§ PROMPT:
List every line below containing "Kingussie".

━━━━━ LISTED RECORDS ━━━━━

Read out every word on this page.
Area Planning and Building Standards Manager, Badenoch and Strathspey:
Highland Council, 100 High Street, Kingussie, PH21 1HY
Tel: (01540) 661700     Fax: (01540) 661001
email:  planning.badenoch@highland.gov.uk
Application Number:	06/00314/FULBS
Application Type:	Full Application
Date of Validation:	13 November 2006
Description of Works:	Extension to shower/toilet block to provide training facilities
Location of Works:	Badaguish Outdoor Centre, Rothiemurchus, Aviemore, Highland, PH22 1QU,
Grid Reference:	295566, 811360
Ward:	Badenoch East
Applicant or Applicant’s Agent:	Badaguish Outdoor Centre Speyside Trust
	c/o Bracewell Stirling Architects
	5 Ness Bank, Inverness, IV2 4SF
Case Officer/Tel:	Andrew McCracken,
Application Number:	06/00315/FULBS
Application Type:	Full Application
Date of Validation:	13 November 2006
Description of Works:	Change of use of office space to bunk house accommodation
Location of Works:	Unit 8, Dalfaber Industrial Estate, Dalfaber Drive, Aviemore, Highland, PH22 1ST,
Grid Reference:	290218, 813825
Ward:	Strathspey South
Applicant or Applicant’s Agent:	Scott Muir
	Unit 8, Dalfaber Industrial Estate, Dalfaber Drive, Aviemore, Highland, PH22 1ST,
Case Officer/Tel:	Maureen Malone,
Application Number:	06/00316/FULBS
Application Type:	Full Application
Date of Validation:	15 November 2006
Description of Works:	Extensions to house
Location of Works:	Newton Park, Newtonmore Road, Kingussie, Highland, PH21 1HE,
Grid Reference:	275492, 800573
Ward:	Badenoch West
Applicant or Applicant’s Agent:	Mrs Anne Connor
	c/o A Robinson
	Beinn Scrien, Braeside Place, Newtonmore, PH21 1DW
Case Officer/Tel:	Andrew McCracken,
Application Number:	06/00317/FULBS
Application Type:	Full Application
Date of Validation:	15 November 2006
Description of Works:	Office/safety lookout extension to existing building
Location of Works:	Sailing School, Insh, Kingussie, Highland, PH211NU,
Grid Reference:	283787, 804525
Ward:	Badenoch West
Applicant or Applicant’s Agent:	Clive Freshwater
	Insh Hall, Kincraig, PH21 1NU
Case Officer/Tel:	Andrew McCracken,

━━━━━

§ SOLUTION:
Highland Council, 100 High Street, Kingussie, PH21 1HY
Location of Works:	Newton Park, Newtonmore Road, Kingussie, Highland, PH21 1HE,
Location of Works:	Sailing School, Insh, Kingussie, Highland, PH211NU,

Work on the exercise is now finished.